- [Instructions to follow]
Your task is to extract every entry that follows word for word while excluding the pictures.

- [Input for this task]

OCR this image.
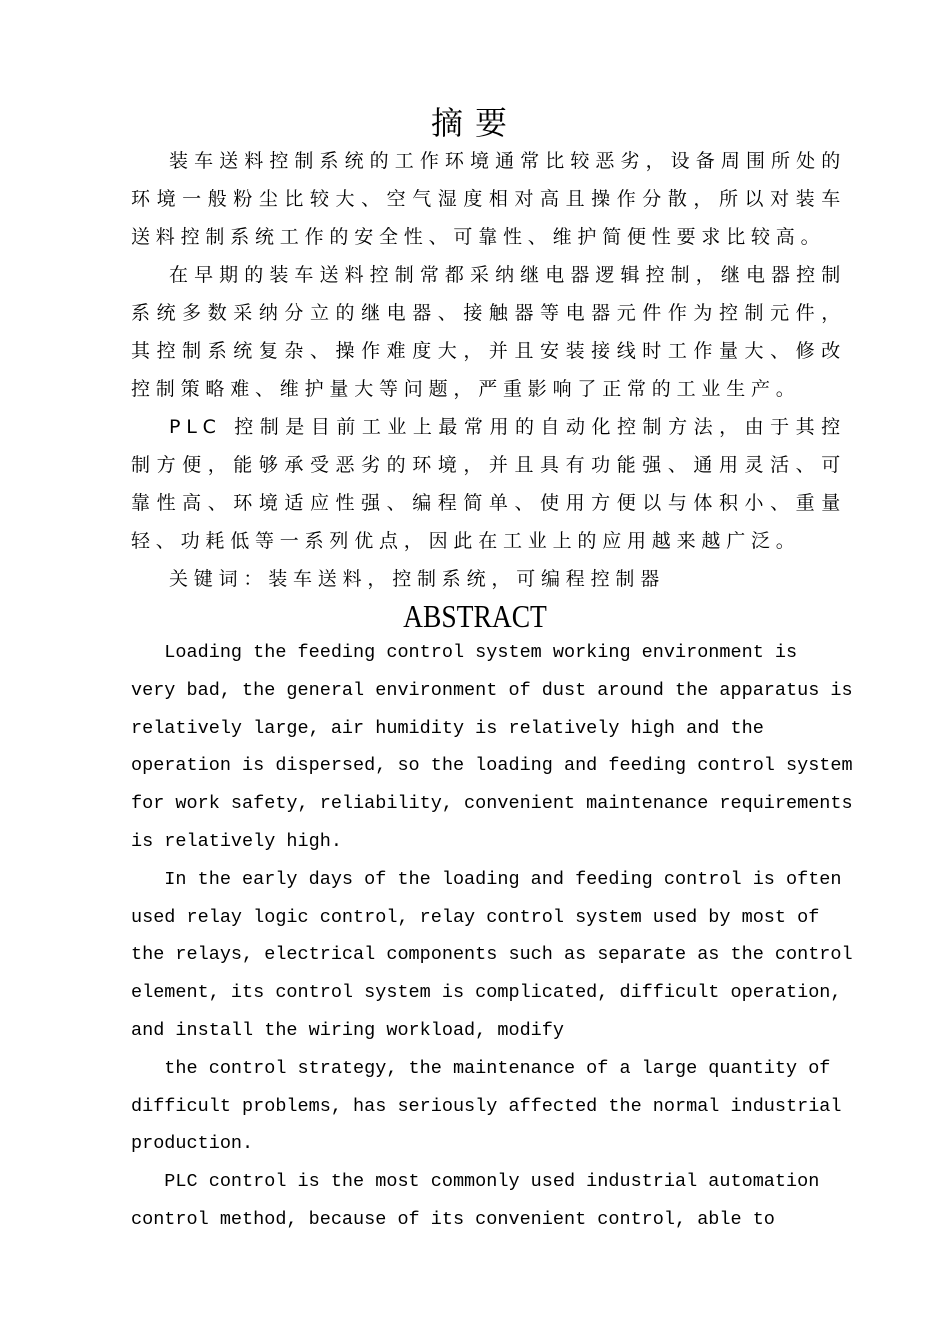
摘要

装车送料控制系统的工作环境通常比较恶劣，设备周围所处的环境一般粉尘比较大、空气湿度相对高且操作分散，所以对装车送料控制系统工作的安全性、可靠性、维护简便性要求比较高。

在早期的装车送料控制常都采纳继电器逻辑控制，继电器控制系统多数采纳分立的继电器、接触器等电器元件作为控制元件，其控制系统复杂、操作难度大，并且安装接线时工作量大、修改控制策略难、维护量大等问题，严重影响了正常的工业生产。

PLC 控制是目前工业上最常用的自动化控制方法，由于其控制方便，能够承受恶劣的环境，并且具有功能强、通用灵活、可靠性高、环境适应性强、编程简单、使用方便以与体积小、重量轻、功耗低等一系列优点，因此在工业上的应用越来越广泛。

关键词：装车送料，控制系统，可编程控制器

ABSTRACT
Loading the feeding control system working environment is
very bad, the general environment of dust around the apparatus is
relatively large, air humidity is relatively high and the
operation is dispersed, so the loading and feeding control system
for work safety, reliability, convenient maintenance requirements
is relatively high.
In the early days of the loading and feeding control is often
used relay logic control, relay control system used by most of
the relays, electrical components such as separate as the control
element, its control system is complicated, difficult operation,
and install the wiring workload, modify
the control strategy, the maintenance of a large quantity of
difficult problems, has seriously affected the normal industrial
production.
PLC control is the most commonly used industrial automation
control method, because of its convenient control, able to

- [Response to this task]
OCR this image.
摘要

装车送料控制系统的工作环境通常比较恶劣，设备周围所处的环境一般粉尘比较大、空气湿度相对高且操作分散，所以对装车送料控制系统工作的安全性、可靠性、维护简便性要求比较高。

在早期的装车送料控制常都采纳继电器逻辑控制，继电器控制系统多数采纳分立的继电器、接触器等电器元件作为控制元件，其控制系统复杂、操作难度大，并且安装接线时工作量大、修改控制策略难、维护量大等问题，严重影响了正常的工业生产。

PLC 控制是目前工业上最常用的自动化控制方法，由于其控制方便，能够承受恶劣的环境，并且具有功能强、通用灵活、可靠性高、环境适应性强、编程简单、使用方便以与体积小、重量轻、功耗低等一系列优点，因此在工业上的应用越来越广泛。

关键词：装车送料，控制系统，可编程控制器

ABSTRACT
Loading the feeding control system working environment is
very bad, the general environment of dust around the apparatus is
relatively large, air humidity is relatively high and the
operation is dispersed, so the loading and feeding control system
for work safety, reliability, convenient maintenance requirements
is relatively high.
In the early days of the loading and feeding control is often
used relay logic control, relay control system used by most of
the relays, electrical components such as separate as the control
element, its control system is complicated, difficult operation,
and install the wiring workload, modify
the control strategy, the maintenance of a large quantity of
difficult problems, has seriously affected the normal industrial
production.
PLC control is the most commonly used industrial automation
control method, because of its convenient control, able to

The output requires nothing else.